(Passage provided):
The cradle of every contemporary Sunni jihadism, the Ikhwan, which -however – establishes its base in the Emirate which is politically closer to the Shiite Iran and in the traditional geoeconomic and strategic-military opponent of Qatar and the Muslim Brotherhood, namely Saudi Arabia.
Doctrinal paradoxes that are certainly not mere coincidence. As we will see later on, wars are waged with religions and myths, almost more than with AK-47 Kalashnikovs which, if anything, stem from those religions and myths.
Certainly, in the Israeli strategic thought, the current “war of attrition” which opposes Israel and Iran – particularly in Syria – is destined to inflict a psychological defeat on Iran by Israel alone, which – in the short term – deters the Iranian decision makers from launching the primary direct attack.
As seen also recently, traditionally Iran tends to defeat its opponent with the great mass of averagely armed soldiers, who discourage it from continuing its fight (the model with which Imam Khomeini peacefully conquered his own country).
This is a model also at work in Hezbollah’ strategic thinking.

(The exercise): Output the passage on Israel, Iran and jihadism word for word, starting at "As seen also" and ending at "his own country).".

(Rows from a layout dataset)
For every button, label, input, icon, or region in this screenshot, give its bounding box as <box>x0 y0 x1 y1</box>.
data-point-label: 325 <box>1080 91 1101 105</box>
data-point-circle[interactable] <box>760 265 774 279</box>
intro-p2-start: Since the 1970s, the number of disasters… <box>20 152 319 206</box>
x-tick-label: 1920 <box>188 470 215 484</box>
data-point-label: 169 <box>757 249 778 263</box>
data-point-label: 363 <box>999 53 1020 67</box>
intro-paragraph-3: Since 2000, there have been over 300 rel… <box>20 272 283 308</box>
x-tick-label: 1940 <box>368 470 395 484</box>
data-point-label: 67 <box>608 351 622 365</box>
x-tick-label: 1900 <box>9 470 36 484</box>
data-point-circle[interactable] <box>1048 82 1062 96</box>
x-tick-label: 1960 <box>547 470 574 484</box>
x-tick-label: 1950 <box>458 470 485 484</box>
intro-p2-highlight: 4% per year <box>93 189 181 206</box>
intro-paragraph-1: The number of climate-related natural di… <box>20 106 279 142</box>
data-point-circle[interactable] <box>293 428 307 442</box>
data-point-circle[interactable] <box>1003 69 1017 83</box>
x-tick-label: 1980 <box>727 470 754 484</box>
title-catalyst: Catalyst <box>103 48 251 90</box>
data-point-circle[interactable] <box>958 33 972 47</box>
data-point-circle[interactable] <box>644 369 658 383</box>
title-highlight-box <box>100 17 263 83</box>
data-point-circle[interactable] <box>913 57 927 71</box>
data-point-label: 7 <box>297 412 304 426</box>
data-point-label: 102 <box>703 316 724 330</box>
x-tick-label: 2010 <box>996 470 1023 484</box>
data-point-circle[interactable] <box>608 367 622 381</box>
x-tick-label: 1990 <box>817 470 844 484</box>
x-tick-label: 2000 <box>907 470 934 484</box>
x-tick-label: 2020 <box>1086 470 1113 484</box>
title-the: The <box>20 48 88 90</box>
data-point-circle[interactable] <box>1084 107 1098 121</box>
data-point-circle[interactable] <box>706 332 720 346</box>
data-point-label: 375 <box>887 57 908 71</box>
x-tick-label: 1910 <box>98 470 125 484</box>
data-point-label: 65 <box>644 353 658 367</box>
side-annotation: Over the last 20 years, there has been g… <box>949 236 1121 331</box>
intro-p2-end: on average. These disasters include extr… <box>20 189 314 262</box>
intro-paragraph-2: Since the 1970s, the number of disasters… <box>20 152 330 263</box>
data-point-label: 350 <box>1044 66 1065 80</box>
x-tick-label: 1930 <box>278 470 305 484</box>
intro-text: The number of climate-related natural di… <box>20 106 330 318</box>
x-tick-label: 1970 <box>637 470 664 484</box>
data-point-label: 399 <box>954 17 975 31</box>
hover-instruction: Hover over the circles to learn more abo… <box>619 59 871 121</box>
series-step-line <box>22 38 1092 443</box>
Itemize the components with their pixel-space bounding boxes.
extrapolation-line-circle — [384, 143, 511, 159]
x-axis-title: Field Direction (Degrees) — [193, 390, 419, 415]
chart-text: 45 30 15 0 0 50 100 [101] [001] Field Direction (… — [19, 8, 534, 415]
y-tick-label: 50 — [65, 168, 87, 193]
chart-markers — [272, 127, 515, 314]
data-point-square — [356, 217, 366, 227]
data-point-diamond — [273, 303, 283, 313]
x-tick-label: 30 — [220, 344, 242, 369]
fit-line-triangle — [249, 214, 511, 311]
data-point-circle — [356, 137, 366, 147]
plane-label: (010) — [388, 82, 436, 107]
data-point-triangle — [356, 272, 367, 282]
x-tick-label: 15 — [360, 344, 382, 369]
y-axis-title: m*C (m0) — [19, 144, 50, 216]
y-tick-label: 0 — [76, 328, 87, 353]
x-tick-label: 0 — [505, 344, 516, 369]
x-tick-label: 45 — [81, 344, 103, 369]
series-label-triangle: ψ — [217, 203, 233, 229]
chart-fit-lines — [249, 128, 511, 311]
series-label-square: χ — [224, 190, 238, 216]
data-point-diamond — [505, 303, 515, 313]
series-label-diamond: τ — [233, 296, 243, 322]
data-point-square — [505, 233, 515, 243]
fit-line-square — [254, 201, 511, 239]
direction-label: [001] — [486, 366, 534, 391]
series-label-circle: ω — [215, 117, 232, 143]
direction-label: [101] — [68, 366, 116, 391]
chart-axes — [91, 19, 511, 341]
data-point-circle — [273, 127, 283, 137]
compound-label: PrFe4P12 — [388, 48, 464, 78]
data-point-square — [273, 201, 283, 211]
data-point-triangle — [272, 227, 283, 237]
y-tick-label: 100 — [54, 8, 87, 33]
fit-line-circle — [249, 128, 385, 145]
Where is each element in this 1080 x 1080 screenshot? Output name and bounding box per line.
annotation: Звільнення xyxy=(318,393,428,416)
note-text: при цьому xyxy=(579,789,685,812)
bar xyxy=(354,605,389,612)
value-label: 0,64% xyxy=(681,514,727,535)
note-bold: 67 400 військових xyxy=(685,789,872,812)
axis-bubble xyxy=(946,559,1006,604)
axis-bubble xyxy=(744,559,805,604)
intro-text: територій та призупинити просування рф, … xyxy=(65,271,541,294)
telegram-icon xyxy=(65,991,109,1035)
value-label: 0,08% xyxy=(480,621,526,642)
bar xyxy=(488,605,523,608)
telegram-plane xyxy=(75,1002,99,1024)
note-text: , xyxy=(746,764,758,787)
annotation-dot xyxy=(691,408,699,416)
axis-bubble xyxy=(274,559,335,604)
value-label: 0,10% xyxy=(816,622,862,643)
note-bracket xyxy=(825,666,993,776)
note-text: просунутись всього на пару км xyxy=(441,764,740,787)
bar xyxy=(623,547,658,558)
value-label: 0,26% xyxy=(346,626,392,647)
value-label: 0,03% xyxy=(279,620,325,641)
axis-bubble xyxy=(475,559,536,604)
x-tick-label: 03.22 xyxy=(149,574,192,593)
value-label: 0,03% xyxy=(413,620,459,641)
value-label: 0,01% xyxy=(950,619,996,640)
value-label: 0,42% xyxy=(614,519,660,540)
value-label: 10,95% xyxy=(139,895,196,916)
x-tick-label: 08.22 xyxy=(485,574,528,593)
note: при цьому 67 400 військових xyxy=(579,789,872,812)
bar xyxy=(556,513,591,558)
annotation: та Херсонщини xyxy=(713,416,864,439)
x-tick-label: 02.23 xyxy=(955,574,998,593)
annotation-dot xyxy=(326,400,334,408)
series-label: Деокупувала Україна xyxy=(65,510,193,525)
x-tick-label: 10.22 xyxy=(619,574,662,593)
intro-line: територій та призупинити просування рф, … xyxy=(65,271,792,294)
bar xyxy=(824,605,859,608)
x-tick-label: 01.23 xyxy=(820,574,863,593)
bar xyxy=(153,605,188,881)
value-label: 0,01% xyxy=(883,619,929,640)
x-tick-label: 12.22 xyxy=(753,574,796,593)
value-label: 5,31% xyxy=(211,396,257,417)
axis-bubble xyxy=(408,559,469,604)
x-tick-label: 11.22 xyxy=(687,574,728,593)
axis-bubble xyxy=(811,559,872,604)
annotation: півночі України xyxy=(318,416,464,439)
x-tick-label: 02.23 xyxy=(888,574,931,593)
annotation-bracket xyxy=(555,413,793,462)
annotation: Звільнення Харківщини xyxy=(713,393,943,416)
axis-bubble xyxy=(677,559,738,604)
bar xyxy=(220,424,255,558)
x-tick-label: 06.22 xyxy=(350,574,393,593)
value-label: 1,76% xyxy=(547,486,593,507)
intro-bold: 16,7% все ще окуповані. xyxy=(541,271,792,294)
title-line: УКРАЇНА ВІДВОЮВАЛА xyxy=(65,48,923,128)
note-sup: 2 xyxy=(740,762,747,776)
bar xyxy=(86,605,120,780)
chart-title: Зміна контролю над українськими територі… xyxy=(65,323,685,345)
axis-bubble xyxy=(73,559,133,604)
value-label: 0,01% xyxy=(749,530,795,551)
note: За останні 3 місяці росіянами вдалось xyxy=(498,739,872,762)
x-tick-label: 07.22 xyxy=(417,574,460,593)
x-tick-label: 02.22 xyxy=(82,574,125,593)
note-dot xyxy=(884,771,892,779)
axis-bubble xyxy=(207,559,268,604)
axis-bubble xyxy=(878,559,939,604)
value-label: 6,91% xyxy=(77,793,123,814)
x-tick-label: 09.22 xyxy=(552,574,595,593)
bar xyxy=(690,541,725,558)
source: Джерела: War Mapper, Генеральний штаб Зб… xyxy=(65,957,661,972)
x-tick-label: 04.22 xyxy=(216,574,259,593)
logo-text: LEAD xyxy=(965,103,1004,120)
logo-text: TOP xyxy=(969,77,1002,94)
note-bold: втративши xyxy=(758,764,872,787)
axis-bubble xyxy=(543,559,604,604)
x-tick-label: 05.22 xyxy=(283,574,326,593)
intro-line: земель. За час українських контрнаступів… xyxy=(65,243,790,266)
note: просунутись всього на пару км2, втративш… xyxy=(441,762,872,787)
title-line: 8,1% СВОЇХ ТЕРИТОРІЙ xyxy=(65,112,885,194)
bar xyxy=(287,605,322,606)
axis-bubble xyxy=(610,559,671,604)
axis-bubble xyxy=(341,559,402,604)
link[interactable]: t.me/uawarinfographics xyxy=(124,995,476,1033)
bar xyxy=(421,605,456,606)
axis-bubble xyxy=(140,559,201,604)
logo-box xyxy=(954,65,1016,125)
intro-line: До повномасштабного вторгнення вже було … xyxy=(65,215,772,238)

(Solution below):
As seen also recently, traditionally Iran tends to defeat its opponent with the great mass of averagely armed soldiers, who discourage it from continuing its fight (the model with which Imam Khomeini peacefully conquered his own country).